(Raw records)
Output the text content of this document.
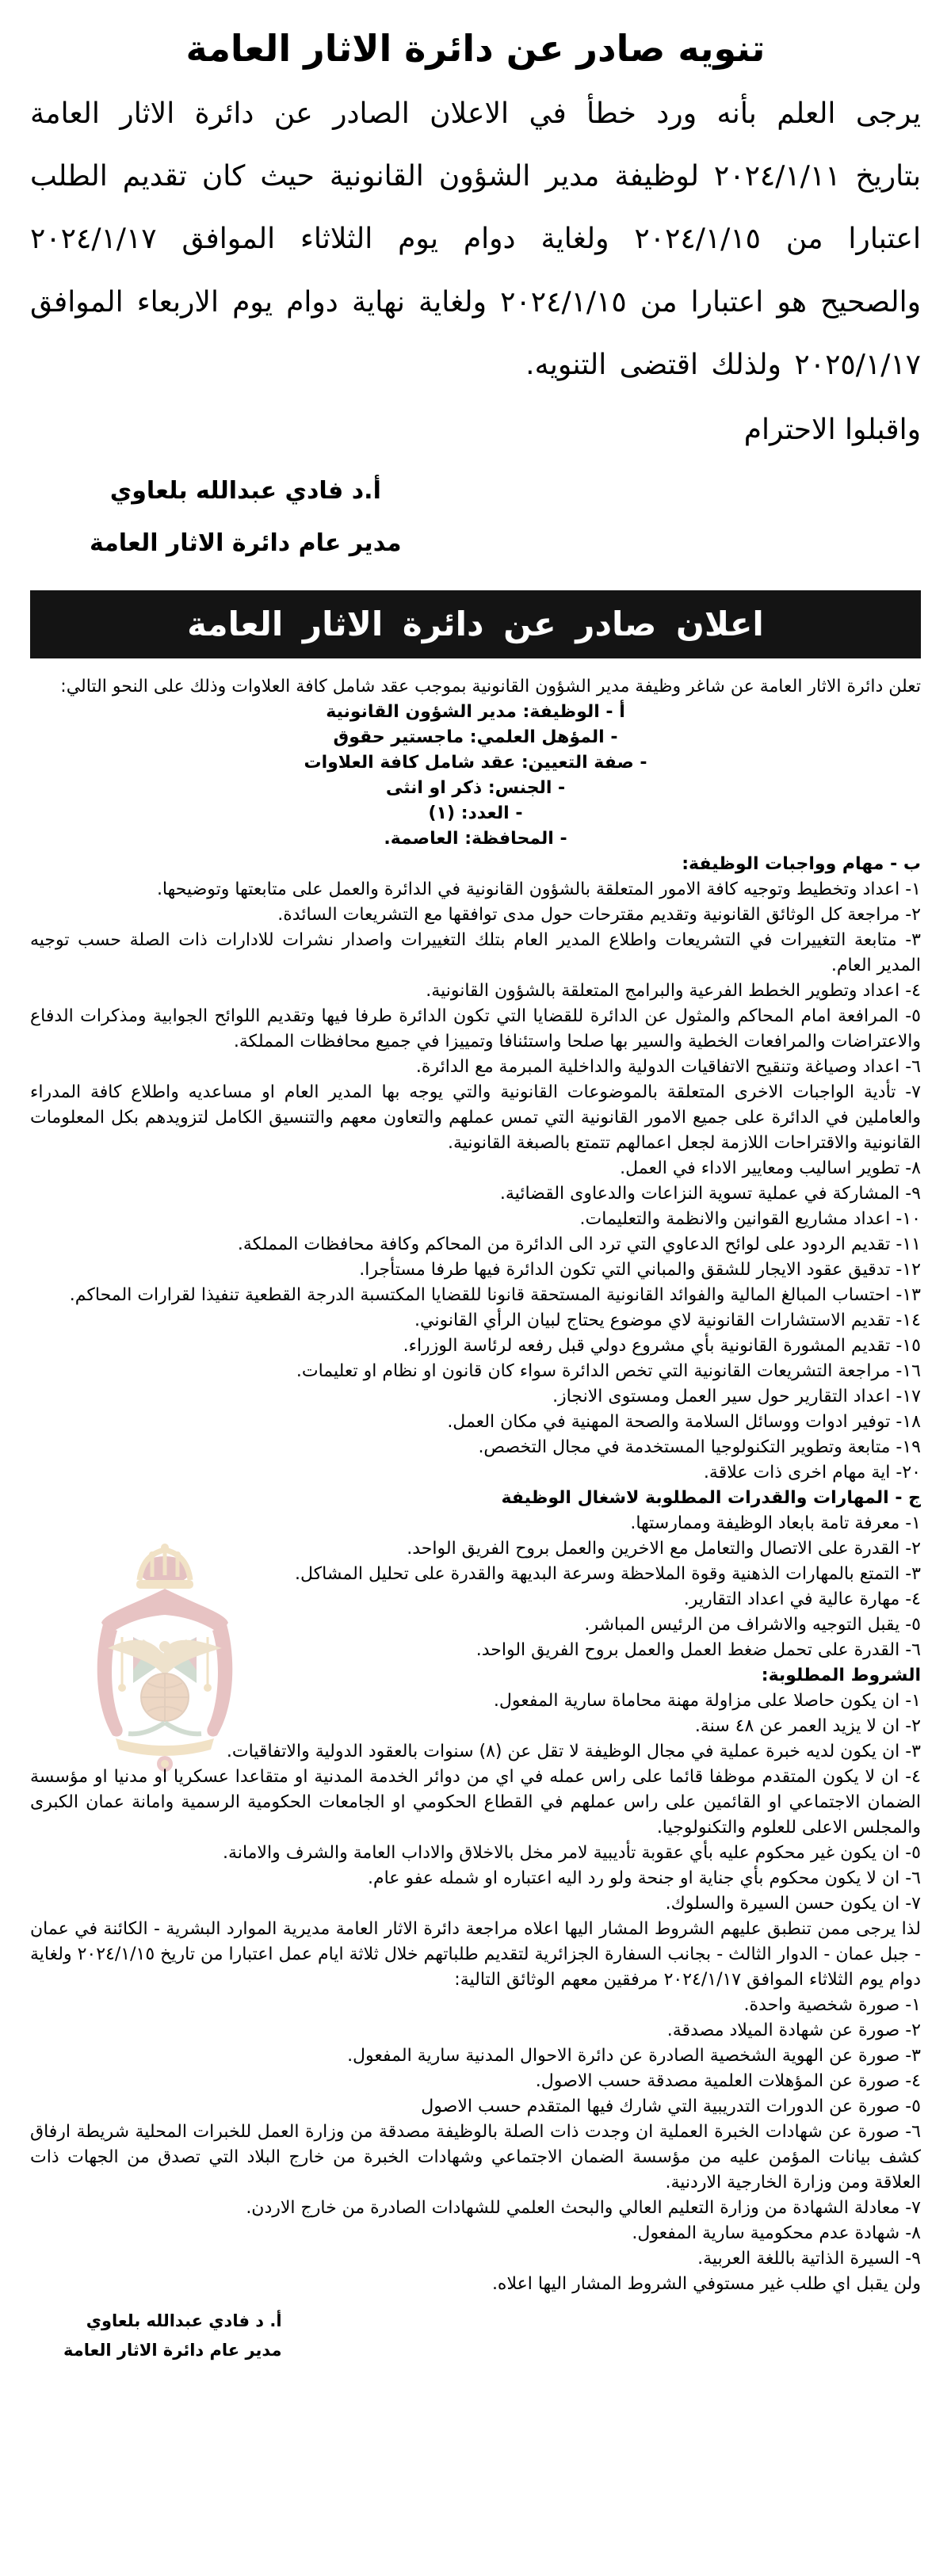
تنويه صادر عن دائرة الاثار العامة
يرجى العلم بأنه ورد خطأ في الاعلان الصادر عن دائرة الاثار العامة بتاريخ ٢٠٢٤/١/١١ لوظيفة مدير الشؤون القانونية حيث كان تقديم الطلب اعتبارا من ٢٠٢٤/١/١٥ ولغاية دوام يوم الثلاثاء الموافق ٢٠٢٤/١/١٧ والصحيح هو اعتبارا من ٢٠٢٤/١/١٥ ولغاية نهاية دوام يوم الاربعاء الموافق ٢٠٢٥/١/١٧ ولذلك اقتضى التنويه.
واقبلوا الاحترام
أ.د فادي عبدالله بلعاوي
مدير عام دائرة الاثار العامة
اعلان صادر عن دائرة الاثار العامة
تعلن دائرة الاثار العامة عن شاغر وظيفة مدير الشؤون القانونية بموجب عقد شامل كافة العلاوات وذلك على النحو التالي:
أ - الوظيفة: مدير الشؤون القانونية
- المؤهل العلمي: ماجستير حقوق
- صفة التعيين: عقد شامل كافة العلاوات
- الجنس: ذكر او انثى
- العدد: (١)
- المحافظة: العاصمة.
ب - مهام وواجبات الوظيفة:
١- اعداد وتخطيط وتوجيه كافة الامور المتعلقة بالشؤون القانونية في الدائرة والعمل على متابعتها وتوضيحها.
٢- مراجعة كل الوثائق القانونية وتقديم مقترحات حول مدى توافقها مع التشريعات السائدة.
٣- متابعة التغييرات في التشريعات واطلاع المدير العام بتلك التغييرات واصدار نشرات للادارات ذات الصلة حسب توجيه المدير العام.
٤- اعداد وتطوير الخطط الفرعية والبرامج المتعلقة بالشؤون القانونية.
٥- المرافعة امام المحاكم والمثول عن الدائرة للقضايا التي تكون الدائرة طرفا فيها وتقديم اللوائح الجوابية ومذكرات الدفاع والاعتراضات والمرافعات الخطية والسير بها صلحا واستئنافا وتمييزا في جميع محافظات المملكة.
٦- اعداد وصياغة وتنقيح الاتفاقيات الدولية والداخلية المبرمة مع الدائرة.
٧- تأدية الواجبات الاخرى المتعلقة بالموضوعات القانونية والتي يوجه بها المدير العام او مساعديه واطلاع كافة المدراء والعاملين في الدائرة على جميع الامور القانونية التي تمس عملهم والتعاون معهم والتنسيق الكامل لتزويدهم بكل المعلومات القانونية والاقتراحات اللازمة لجعل اعمالهم تتمتع بالصبغة القانونية.
٨- تطوير اساليب ومعايير الاداء في العمل.
٩- المشاركة في عملية تسوية النزاعات والدعاوى القضائية.
١٠- اعداد مشاريع القوانين والانظمة والتعليمات.
١١- تقديم الردود على لوائح الدعاوي التي ترد الى الدائرة من المحاكم وكافة محافظات المملكة.
١٢- تدقيق عقود الايجار للشقق والمباني التي تكون الدائرة فيها طرفا مستأجرا.
١٣- احتساب المبالغ المالية والفوائد القانونية المستحقة قانونا للقضايا المكتسبة الدرجة القطعية تنفيذا لقرارات المحاكم.
١٤- تقديم الاستشارات القانونية لاي موضوع يحتاج لبيان الرأي القانوني.
١٥- تقديم المشورة القانونية بأي مشروع دولي قبل رفعه لرئاسة الوزراء.
١٦- مراجعة التشريعات القانونية التي تخص الدائرة سواء كان قانون او نظام او تعليمات.
١٧- اعداد التقارير حول سير العمل ومستوى الانجاز.
١٨- توفير ادوات ووسائل السلامة والصحة المهنية في مكان العمل.
١٩- متابعة وتطوير التكنولوجيا المستخدمة في مجال التخصص.
٢٠- اية مهام اخرى ذات علاقة.
ج - المهارات والقدرات المطلوبة لاشغال الوظيفة
١- معرفة تامة بابعاد الوظيفة وممارستها.
٢- القدرة على الاتصال والتعامل مع الاخرين والعمل بروح الفريق الواحد.
٣- التمتع بالمهارات الذهنية وقوة الملاحظة وسرعة البديهة والقدرة على تحليل المشاكل.
٤- مهارة عالية في اعداد التقارير.
٥- يقبل التوجيه والاشراف من الرئيس المباشر.
٦- القدرة على تحمل ضغط العمل والعمل بروح الفريق الواحد.
الشروط المطلوبة:
١- ان يكون حاصلا على مزاولة مهنة محاماة سارية المفعول.
٢- ان لا يزيد العمر عن ٤٨ سنة.
٣- ان يكون لديه خبرة عملية في مجال الوظيفة لا تقل عن (٨) سنوات بالعقود الدولية والاتفاقيات.
٤- ان لا يكون المتقدم موظفا قائما على راس عمله في اي من دوائر الخدمة المدنية او متقاعدا عسكريا او مدنيا او مؤسسة الضمان الاجتماعي او القائمين على راس عملهم في القطاع الحكومي او الجامعات الحكومية الرسمية وامانة عمان الكبرى والمجلس الاعلى للعلوم والتكنولوجيا.
٥- ان يكون غير محكوم عليه بأي عقوبة تأديبية لامر مخل بالاخلاق والاداب العامة والشرف والامانة.
٦- ان لا يكون محكوم بأي جناية او جنحة ولو رد اليه اعتباره او شمله عفو عام.
٧- ان يكون حسن السيرة والسلوك.
لذا يرجى ممن تنطبق عليهم الشروط المشار اليها اعلاه مراجعة دائرة الاثار العامة مديرية الموارد البشرية - الكائنة في عمان - جبل عمان - الدوار الثالث - بجانب السفارة الجزائرية لتقديم طلباتهم خلال ثلاثة ايام عمل اعتبارا من تاريخ ٢٠٢٤/١/١٥ ولغاية دوام يوم الثلاثاء الموافق ٢٠٢٤/١/١٧ مرفقين معهم الوثائق التالية:
١- صورة شخصية واحدة.
٢- صورة عن شهادة الميلاد مصدقة.
٣- صورة عن الهوية الشخصية الصادرة عن دائرة الاحوال المدنية سارية المفعول.
٤- صورة عن المؤهلات العلمية مصدقة حسب الاصول.
٥- صورة عن الدورات التدريبية التي شارك فيها المتقدم حسب الاصول
٦- صورة عن شهادات الخبرة العملية ان وجدت ذات الصلة بالوظيفة مصدقة من وزارة العمل للخبرات المحلية شريطة ارفاق كشف بيانات المؤمن عليه من مؤسسة الضمان الاجتماعي وشهادات الخبرة من خارج البلاد التي تصدق من الجهات ذات العلاقة ومن وزارة الخارجية الاردنية.
٧- معادلة الشهادة من وزارة التعليم العالي والبحث العلمي للشهادات الصادرة من خارج الاردن.
٨- شهادة عدم محكومية سارية المفعول.
٩- السيرة الذاتية باللغة العربية.
ولن يقبل اي طلب غير مستوفي الشروط المشار اليها اعلاه.
أ. د فادي عبدالله بلعاوي
مدير عام دائرة الاثار العامة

* _Objective_
Print the full listing exactly, dropping the pictures.

* _Response to the task_
Output the text content of this document.
تنويه صادر عن دائرة الاثار العامة
يرجى العلم بأنه ورد خطأ في الاعلان الصادر عن دائرة الاثار العامة بتاريخ ٢٠٢٤/١/١١ لوظيفة مدير الشؤون القانونية حيث كان تقديم الطلب اعتبارا من ٢٠٢٤/١/١٥ ولغاية دوام يوم الثلاثاء الموافق ٢٠٢٤/١/١٧ والصحيح هو اعتبارا من ٢٠٢٤/١/١٥ ولغاية نهاية دوام يوم الاربعاء الموافق ٢٠٢٥/١/١٧ ولذلك اقتضى التنويه.
واقبلوا الاحترام
أ.د فادي عبدالله بلعاوي
مدير عام دائرة الاثار العامة
اعلان صادر عن دائرة الاثار العامة
تعلن دائرة الاثار العامة عن شاغر وظيفة مدير الشؤون القانونية بموجب عقد شامل كافة العلاوات وذلك على النحو التالي:
أ - الوظيفة: مدير الشؤون القانونية
- المؤهل العلمي: ماجستير حقوق
- صفة التعيين: عقد شامل كافة العلاوات
- الجنس: ذكر او انثى
- العدد: (١)
- المحافظة: العاصمة.
ب - مهام وواجبات الوظيفة:
١- اعداد وتخطيط وتوجيه كافة الامور المتعلقة بالشؤون القانونية في الدائرة والعمل على متابعتها وتوضيحها.
٢- مراجعة كل الوثائق القانونية وتقديم مقترحات حول مدى توافقها مع التشريعات السائدة.
٣- متابعة التغييرات في التشريعات واطلاع المدير العام بتلك التغييرات واصدار نشرات للادارات ذات الصلة حسب توجيه المدير العام.
٤- اعداد وتطوير الخطط الفرعية والبرامج المتعلقة بالشؤون القانونية.
٥- المرافعة امام المحاكم والمثول عن الدائرة للقضايا التي تكون الدائرة طرفا فيها وتقديم اللوائح الجوابية ومذكرات الدفاع والاعتراضات والمرافعات الخطية والسير بها صلحا واستئنافا وتمييزا في جميع محافظات المملكة.
٦- اعداد وصياغة وتنقيح الاتفاقيات الدولية والداخلية المبرمة مع الدائرة.
٧- تأدية الواجبات الاخرى المتعلقة بالموضوعات القانونية والتي يوجه بها المدير العام او مساعديه واطلاع كافة المدراء والعاملين في الدائرة على جميع الامور القانونية التي تمس عملهم والتعاون معهم والتنسيق الكامل لتزويدهم بكل المعلومات القانونية والاقتراحات اللازمة لجعل اعمالهم تتمتع بالصبغة القانونية.
٨- تطوير اساليب ومعايير الاداء في العمل.
٩- المشاركة في عملية تسوية النزاعات والدعاوى القضائية.
١٠- اعداد مشاريع القوانين والانظمة والتعليمات.
١١- تقديم الردود على لوائح الدعاوي التي ترد الى الدائرة من المحاكم وكافة محافظات المملكة.
١٢- تدقيق عقود الايجار للشقق والمباني التي تكون الدائرة فيها طرفا مستأجرا.
١٣- احتساب المبالغ المالية والفوائد القانونية المستحقة قانونا للقضايا المكتسبة الدرجة القطعية تنفيذا لقرارات المحاكم.
١٤- تقديم الاستشارات القانونية لاي موضوع يحتاج لبيان الرأي القانوني.
١٥- تقديم المشورة القانونية بأي مشروع دولي قبل رفعه لرئاسة الوزراء.
١٦- مراجعة التشريعات القانونية التي تخص الدائرة سواء كان قانون او نظام او تعليمات.
١٧- اعداد التقارير حول سير العمل ومستوى الانجاز.
١٨- توفير ادوات ووسائل السلامة والصحة المهنية في مكان العمل.
١٩- متابعة وتطوير التكنولوجيا المستخدمة في مجال التخصص.
٢٠- اية مهام اخرى ذات علاقة.
ج - المهارات والقدرات المطلوبة لاشغال الوظيفة
١- معرفة تامة بابعاد الوظيفة وممارستها.
٢- القدرة على الاتصال والتعامل مع الاخرين والعمل بروح الفريق الواحد.
٣- التمتع بالمهارات الذهنية وقوة الملاحظة وسرعة البديهة والقدرة على تحليل المشاكل.
٤- مهارة عالية في اعداد التقارير.
٥- يقبل التوجيه والاشراف من الرئيس المباشر.
٦- القدرة على تحمل ضغط العمل والعمل بروح الفريق الواحد.
الشروط المطلوبة:
١- ان يكون حاصلا على مزاولة مهنة محاماة سارية المفعول.
٢- ان لا يزيد العمر عن ٤٨ سنة.
٣- ان يكون لديه خبرة عملية في مجال الوظيفة لا تقل عن (٨) سنوات بالعقود الدولية والاتفاقيات.
٤- ان لا يكون المتقدم موظفا قائما على راس عمله في اي من دوائر الخدمة المدنية او متقاعدا عسكريا او مدنيا او مؤسسة الضمان الاجتماعي او القائمين على راس عملهم في القطاع الحكومي او الجامعات الحكومية الرسمية وامانة عمان الكبرى والمجلس الاعلى للعلوم والتكنولوجيا.
٥- ان يكون غير محكوم عليه بأي عقوبة تأديبية لامر مخل بالاخلاق والاداب العامة والشرف والامانة.
٦- ان لا يكون محكوم بأي جناية او جنحة ولو رد اليه اعتباره او شمله عفو عام.
٧- ان يكون حسن السيرة والسلوك.
لذا يرجى ممن تنطبق عليهم الشروط المشار اليها اعلاه مراجعة دائرة الاثار العامة مديرية الموارد البشرية - الكائنة في عمان - جبل عمان - الدوار الثالث - بجانب السفارة الجزائرية لتقديم طلباتهم خلال ثلاثة ايام عمل اعتبارا من تاريخ ٢٠٢٤/١/١٥ ولغاية دوام يوم الثلاثاء الموافق ٢٠٢٤/١/١٧ مرفقين معهم الوثائق التالية:
١- صورة شخصية واحدة.
٢- صورة عن شهادة الميلاد مصدقة.
٣- صورة عن الهوية الشخصية الصادرة عن دائرة الاحوال المدنية سارية المفعول.
٤- صورة عن المؤهلات العلمية مصدقة حسب الاصول.
٥- صورة عن الدورات التدريبية التي شارك فيها المتقدم حسب الاصول
٦- صورة عن شهادات الخبرة العملية ان وجدت ذات الصلة بالوظيفة مصدقة من وزارة العمل للخبرات المحلية شريطة ارفاق كشف بيانات المؤمن عليه من مؤسسة الضمان الاجتماعي وشهادات الخبرة من خارج البلاد التي تصدق من الجهات ذات العلاقة ومن وزارة الخارجية الاردنية.
٧- معادلة الشهادة من وزارة التعليم العالي والبحث العلمي للشهادات الصادرة من خارج الاردن.
٨- شهادة عدم محكومية سارية المفعول.
٩- السيرة الذاتية باللغة العربية.
ولن يقبل اي طلب غير مستوفي الشروط المشار اليها اعلاه.
أ. د فادي عبدالله بلعاوي
مدير عام دائرة الاثار العامة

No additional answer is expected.